EXERCISE REQUIREMENTS: Read the records and gather each line that includes "bitmez".

PROVIDED MATERIAL:
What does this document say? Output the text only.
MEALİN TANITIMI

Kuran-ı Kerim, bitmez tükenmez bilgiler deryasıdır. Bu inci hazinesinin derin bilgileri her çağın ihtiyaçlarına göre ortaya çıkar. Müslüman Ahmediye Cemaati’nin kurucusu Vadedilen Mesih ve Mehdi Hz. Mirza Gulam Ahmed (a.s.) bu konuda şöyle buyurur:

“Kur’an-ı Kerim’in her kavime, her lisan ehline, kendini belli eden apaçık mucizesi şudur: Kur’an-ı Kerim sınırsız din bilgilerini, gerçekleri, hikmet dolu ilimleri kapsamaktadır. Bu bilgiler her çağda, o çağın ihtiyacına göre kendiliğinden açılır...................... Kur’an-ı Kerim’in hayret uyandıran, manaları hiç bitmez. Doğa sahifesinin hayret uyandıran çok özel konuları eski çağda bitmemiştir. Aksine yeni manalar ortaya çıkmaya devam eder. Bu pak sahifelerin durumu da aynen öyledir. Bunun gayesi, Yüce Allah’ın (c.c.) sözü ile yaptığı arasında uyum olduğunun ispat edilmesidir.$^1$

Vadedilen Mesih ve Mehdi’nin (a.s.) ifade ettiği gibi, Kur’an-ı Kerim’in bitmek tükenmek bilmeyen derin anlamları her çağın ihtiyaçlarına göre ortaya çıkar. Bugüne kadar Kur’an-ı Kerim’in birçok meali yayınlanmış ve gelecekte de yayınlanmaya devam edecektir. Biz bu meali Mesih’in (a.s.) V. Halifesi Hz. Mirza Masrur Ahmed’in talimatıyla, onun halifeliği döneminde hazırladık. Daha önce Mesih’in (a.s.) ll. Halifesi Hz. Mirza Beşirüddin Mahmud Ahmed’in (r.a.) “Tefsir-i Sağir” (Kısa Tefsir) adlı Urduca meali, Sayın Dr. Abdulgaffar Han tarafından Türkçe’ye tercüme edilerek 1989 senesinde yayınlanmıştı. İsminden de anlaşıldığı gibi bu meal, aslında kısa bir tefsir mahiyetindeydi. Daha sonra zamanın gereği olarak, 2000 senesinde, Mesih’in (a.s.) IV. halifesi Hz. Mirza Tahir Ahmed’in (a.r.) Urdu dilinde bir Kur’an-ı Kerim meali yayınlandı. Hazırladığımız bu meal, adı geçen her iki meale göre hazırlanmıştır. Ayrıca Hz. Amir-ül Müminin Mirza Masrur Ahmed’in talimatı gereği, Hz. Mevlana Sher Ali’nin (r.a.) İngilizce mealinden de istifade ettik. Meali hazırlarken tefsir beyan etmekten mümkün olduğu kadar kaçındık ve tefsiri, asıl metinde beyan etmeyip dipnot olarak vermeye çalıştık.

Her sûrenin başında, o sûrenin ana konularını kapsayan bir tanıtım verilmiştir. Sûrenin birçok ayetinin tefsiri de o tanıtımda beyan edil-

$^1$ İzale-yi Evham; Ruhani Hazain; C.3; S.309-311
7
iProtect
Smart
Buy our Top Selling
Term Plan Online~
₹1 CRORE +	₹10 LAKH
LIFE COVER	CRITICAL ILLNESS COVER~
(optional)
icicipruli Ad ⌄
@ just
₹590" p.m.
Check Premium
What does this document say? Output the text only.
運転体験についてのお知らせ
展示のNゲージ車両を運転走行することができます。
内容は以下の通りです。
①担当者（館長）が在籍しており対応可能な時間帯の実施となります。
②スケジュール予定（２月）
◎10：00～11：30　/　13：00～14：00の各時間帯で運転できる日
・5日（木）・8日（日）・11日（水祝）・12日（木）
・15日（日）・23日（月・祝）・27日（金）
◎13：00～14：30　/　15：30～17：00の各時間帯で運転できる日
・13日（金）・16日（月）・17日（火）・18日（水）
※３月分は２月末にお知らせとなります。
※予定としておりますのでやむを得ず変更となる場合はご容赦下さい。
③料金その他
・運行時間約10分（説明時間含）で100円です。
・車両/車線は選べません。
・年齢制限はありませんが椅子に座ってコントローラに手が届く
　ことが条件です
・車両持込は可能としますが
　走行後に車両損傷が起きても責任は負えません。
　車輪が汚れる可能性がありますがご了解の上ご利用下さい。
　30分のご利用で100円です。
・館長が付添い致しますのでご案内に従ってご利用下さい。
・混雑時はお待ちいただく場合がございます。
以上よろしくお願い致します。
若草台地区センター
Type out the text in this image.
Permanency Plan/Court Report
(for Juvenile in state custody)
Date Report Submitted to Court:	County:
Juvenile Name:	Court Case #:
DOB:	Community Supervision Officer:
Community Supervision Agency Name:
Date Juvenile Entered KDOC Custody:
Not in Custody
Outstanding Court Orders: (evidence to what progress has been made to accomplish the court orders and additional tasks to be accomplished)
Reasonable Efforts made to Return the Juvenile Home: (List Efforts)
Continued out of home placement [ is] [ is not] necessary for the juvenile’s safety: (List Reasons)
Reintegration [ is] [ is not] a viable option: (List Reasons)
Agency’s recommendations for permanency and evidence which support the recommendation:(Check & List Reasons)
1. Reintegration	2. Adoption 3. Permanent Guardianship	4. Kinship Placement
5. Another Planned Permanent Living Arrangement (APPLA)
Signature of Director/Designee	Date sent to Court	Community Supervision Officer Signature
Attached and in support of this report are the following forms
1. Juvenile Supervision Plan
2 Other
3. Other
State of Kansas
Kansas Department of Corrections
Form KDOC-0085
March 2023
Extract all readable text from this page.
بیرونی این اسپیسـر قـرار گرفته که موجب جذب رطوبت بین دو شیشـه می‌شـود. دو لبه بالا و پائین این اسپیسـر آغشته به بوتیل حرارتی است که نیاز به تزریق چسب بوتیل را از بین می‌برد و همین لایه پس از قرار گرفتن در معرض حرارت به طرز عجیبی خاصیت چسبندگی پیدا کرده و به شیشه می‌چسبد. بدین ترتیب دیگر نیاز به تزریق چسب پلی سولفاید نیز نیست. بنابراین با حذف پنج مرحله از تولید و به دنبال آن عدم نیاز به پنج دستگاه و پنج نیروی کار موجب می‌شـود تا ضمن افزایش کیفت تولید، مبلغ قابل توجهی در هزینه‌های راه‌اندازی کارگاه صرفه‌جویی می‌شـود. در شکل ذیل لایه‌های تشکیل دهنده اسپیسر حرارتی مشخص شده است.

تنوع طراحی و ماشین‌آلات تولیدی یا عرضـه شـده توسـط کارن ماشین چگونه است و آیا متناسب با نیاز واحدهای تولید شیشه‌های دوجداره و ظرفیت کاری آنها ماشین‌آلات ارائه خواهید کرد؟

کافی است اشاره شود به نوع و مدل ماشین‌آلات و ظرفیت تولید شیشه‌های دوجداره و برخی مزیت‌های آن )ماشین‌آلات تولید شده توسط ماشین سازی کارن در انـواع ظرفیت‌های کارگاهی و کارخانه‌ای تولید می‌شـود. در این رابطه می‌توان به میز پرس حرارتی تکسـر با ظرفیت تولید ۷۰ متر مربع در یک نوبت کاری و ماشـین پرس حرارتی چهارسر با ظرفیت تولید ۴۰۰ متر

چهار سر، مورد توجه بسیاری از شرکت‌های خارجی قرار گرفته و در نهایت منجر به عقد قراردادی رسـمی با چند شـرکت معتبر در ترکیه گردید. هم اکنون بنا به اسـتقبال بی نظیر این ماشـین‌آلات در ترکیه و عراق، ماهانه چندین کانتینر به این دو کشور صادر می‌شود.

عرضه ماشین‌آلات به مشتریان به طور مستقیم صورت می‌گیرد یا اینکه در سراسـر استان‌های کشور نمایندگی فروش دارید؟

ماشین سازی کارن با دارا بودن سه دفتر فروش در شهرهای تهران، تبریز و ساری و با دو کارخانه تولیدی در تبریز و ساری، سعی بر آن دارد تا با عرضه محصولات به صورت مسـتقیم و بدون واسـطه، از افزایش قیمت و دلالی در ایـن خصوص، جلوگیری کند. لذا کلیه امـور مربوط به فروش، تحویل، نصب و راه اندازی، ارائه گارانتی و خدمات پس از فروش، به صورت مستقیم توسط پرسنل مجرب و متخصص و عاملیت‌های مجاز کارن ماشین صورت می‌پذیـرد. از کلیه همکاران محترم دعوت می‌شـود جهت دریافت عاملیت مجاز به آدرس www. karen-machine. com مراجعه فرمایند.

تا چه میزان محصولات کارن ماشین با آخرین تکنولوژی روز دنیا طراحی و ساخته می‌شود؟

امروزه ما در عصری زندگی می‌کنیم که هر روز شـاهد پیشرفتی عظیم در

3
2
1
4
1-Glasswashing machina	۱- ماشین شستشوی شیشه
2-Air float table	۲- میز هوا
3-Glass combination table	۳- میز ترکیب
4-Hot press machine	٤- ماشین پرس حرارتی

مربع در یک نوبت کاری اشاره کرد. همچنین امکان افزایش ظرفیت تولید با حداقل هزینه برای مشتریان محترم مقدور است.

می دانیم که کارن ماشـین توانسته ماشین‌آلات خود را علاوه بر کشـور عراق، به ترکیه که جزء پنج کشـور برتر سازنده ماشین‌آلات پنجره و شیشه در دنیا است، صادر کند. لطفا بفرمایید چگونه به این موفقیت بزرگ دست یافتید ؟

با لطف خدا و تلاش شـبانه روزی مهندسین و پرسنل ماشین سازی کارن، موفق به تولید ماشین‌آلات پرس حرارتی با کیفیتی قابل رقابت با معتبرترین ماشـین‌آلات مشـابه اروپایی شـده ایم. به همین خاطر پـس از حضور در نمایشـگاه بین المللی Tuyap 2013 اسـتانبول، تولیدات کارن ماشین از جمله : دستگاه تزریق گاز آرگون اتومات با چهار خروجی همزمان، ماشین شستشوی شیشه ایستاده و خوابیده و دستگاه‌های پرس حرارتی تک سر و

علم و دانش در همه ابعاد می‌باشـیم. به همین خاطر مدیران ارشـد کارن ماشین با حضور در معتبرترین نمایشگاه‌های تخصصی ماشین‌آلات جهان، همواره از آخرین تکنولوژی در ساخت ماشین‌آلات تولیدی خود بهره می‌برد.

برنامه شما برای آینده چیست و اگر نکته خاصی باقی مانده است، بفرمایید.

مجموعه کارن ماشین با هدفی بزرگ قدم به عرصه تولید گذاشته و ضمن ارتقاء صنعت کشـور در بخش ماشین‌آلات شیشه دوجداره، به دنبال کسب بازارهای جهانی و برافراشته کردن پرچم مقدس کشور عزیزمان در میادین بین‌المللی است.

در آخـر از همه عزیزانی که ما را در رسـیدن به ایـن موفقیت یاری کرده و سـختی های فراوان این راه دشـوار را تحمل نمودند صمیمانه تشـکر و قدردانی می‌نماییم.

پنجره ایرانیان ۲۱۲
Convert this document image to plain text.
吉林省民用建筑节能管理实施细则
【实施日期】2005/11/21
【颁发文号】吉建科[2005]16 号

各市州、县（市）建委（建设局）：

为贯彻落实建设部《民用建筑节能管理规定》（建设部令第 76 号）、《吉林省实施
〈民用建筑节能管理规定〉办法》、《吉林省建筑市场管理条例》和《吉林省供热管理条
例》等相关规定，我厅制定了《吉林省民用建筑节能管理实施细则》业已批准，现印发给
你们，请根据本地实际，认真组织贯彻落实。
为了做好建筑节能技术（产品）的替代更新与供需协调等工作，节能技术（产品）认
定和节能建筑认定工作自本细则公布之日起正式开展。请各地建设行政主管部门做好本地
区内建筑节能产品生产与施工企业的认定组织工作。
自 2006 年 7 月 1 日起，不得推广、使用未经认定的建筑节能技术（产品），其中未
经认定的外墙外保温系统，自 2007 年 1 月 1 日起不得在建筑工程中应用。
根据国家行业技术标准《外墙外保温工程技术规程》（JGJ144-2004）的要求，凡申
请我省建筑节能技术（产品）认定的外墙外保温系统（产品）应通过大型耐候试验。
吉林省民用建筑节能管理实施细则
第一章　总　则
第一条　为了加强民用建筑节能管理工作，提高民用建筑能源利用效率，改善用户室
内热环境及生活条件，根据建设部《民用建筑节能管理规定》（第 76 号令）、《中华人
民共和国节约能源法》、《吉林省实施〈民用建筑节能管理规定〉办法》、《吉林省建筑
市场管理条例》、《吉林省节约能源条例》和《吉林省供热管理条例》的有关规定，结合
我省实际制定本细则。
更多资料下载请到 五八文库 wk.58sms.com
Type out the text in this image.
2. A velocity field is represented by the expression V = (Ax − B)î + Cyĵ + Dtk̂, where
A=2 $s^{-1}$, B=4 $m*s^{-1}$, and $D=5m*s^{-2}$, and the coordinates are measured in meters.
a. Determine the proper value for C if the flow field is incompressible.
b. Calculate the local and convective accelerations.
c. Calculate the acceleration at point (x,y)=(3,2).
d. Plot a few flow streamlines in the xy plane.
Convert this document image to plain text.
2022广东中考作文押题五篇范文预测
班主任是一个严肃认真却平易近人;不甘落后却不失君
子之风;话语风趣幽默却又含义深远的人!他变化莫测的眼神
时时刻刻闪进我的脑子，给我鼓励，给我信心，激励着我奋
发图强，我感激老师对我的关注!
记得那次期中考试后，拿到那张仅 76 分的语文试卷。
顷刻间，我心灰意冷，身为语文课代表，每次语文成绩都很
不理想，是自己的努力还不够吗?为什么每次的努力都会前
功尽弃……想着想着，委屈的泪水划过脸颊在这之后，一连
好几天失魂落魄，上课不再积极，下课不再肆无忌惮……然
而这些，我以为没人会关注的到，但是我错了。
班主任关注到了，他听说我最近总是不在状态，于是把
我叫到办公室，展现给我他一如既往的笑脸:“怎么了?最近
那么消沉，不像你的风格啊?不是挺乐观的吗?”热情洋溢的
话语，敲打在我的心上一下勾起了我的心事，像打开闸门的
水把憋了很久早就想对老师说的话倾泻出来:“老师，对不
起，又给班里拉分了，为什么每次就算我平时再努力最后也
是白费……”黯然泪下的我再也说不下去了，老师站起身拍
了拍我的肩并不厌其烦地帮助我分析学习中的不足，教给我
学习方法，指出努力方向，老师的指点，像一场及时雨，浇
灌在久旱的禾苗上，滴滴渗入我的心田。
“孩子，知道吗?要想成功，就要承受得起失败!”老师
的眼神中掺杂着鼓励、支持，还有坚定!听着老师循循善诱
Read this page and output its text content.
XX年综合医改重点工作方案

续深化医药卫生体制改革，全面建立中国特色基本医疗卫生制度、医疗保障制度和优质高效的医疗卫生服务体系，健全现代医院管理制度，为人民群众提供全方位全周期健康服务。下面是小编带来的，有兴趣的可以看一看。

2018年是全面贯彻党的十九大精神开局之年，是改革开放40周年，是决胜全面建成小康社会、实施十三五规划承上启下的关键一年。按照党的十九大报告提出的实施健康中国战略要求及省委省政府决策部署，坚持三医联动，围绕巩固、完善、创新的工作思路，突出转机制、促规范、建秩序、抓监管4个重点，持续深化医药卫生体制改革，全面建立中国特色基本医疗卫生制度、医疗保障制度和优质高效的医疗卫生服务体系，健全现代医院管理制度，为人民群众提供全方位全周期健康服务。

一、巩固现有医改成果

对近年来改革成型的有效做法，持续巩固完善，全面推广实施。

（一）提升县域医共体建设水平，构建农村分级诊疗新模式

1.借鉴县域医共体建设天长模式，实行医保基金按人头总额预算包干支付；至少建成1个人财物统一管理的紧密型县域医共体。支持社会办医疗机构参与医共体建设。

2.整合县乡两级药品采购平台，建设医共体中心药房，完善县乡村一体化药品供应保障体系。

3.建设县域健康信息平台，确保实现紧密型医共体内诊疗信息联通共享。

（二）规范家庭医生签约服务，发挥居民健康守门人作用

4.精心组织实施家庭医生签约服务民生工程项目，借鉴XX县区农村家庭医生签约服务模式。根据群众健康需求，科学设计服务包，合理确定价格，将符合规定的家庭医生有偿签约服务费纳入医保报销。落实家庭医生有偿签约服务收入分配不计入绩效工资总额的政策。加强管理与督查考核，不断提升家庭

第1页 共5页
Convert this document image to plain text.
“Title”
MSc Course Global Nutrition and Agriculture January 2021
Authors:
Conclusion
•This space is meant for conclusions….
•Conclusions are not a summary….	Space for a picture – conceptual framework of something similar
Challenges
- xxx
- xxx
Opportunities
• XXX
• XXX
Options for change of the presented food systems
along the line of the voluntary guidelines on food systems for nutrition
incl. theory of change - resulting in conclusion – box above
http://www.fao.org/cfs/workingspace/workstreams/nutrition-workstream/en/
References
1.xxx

THE RESULT:
Kuran-ı Kerim, bitmez tükenmez bilgiler deryasıdır. Bu inci hazinesinin derin bilgileri her çağın ihtiyaçlarına göre ortaya çıkar. Müslüman Ahmediye Cemaati’nin kurucusu Vadedilen Mesih ve Mehdi Hz. Mirza Gulam Ahmed (a.s.) bu konuda şöyle buyurur:
“Kur’an-ı Kerim’in her kavime, her lisan ehline, kendini belli eden apaçık mucizesi şudur: Kur’an-ı Kerim sınırsız din bilgilerini, gerçekleri, hikmet dolu ilimleri kapsamaktadır. Bu bilgiler her çağda, o çağın ihtiyacına göre kendiliğinden açılır...................... Kur’an-ı Kerim’in hayret uyandıran, manaları hiç bitmez. Doğa sahifesinin hayret uyandıran çok özel konuları eski çağda bitmemiştir. Aksine yeni manalar ortaya çıkmaya devam eder. Bu pak sahifelerin durumu da aynen öyledir. Bunun gayesi, Yüce Allah’ın (c.c.) sözü ile yaptığı arasında uyum olduğunun ispat edilmesidir.$^1$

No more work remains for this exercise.